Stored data
>>

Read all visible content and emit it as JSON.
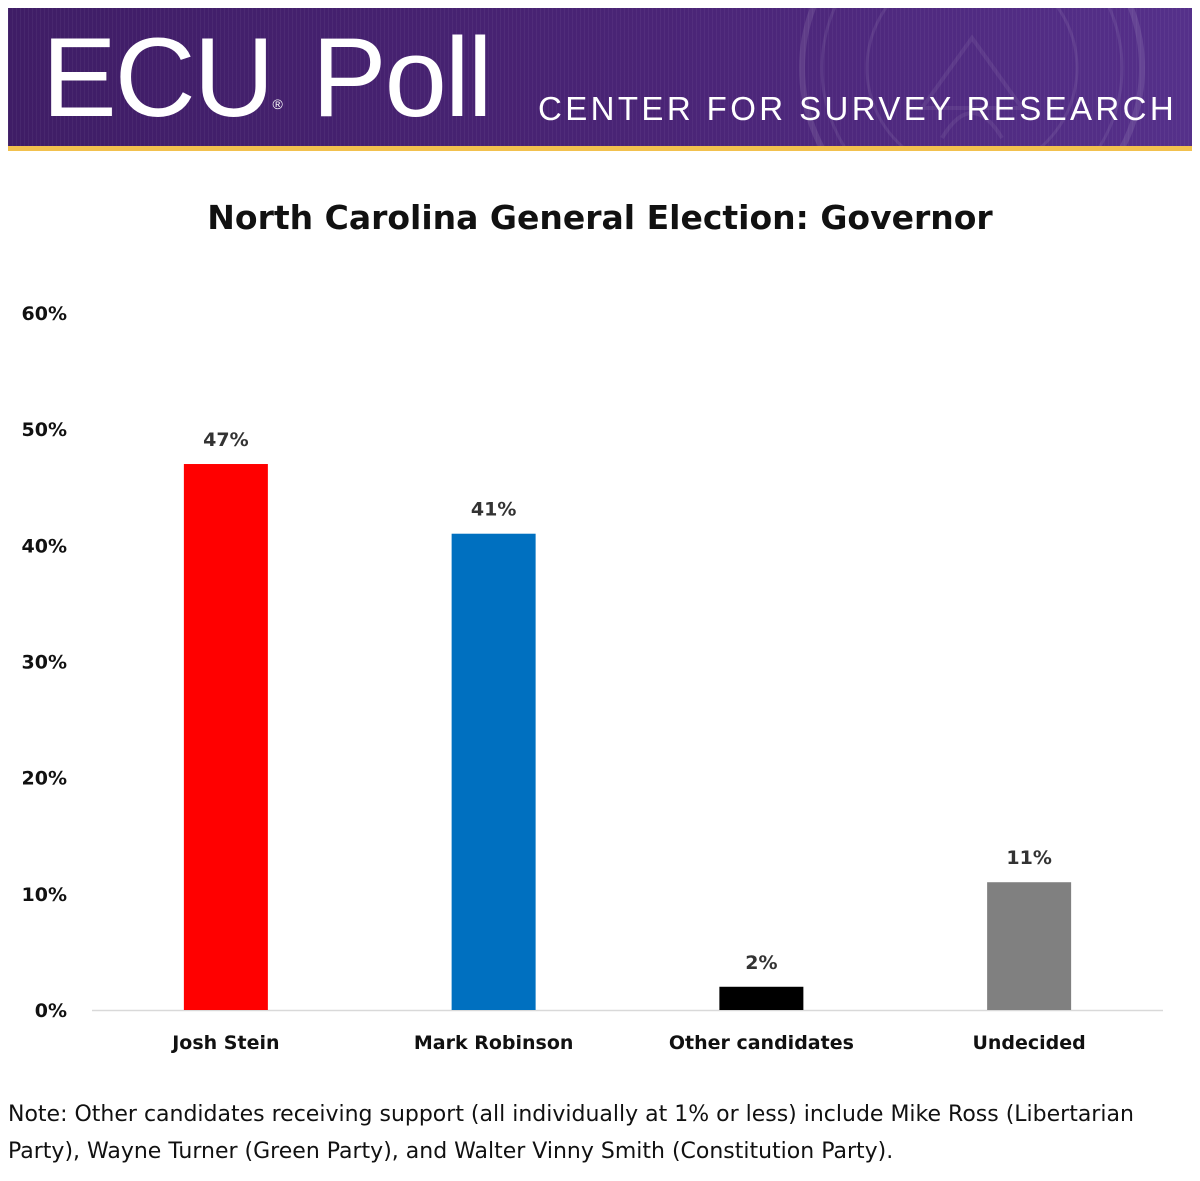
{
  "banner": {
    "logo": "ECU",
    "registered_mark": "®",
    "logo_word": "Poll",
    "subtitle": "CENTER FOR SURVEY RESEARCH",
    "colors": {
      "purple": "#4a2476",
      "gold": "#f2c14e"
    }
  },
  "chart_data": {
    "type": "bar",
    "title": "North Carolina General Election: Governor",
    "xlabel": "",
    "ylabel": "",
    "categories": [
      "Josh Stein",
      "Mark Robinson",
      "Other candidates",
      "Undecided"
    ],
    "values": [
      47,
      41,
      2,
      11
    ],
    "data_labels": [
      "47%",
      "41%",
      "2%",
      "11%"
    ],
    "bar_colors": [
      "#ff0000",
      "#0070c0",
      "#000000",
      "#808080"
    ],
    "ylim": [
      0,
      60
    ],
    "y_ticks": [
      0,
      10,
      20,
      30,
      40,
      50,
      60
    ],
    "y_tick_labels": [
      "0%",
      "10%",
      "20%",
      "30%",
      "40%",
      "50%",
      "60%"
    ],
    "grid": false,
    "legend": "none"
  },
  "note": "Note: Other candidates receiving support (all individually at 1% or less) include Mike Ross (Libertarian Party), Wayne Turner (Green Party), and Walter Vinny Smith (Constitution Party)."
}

<<

# SHORT TASK
Reproduce the entries exactly. Do not carry over any picture.

# ANSWER TO THIS EXERCISE
Read all visible content and emit it as JSON.
{
  "banner": {
    "logo": "ECU",
    "registered_mark": "®",
    "logo_word": "Poll",
    "subtitle": "CENTER FOR SURVEY RESEARCH",
    "colors": {
      "purple": "#4a2476",
      "gold": "#f2c14e"
    }
  },
  "chart_data": {
    "type": "bar",
    "title": "North Carolina General Election: Governor",
    "xlabel": "",
    "ylabel": "",
    "categories": [
      "Josh Stein",
      "Mark Robinson",
      "Other candidates",
      "Undecided"
    ],
    "values": [
      47,
      41,
      2,
      11
    ],
    "data_labels": [
      "47%",
      "41%",
      "2%",
      "11%"
    ],
    "bar_colors": [
      "#ff0000",
      "#0070c0",
      "#000000",
      "#808080"
    ],
    "ylim": [
      0,
      60
    ],
    "y_ticks": [
      0,
      10,
      20,
      30,
      40,
      50,
      60
    ],
    "y_tick_labels": [
      "0%",
      "10%",
      "20%",
      "30%",
      "40%",
      "50%",
      "60%"
    ],
    "grid": false,
    "legend": "none"
  },
  "note": "Note: Other candidates receiving support (all individually at 1% or less) include Mike Ross (Libertarian Party), Wayne Turner (Green Party), and Walter Vinny Smith (Constitution Party)."
}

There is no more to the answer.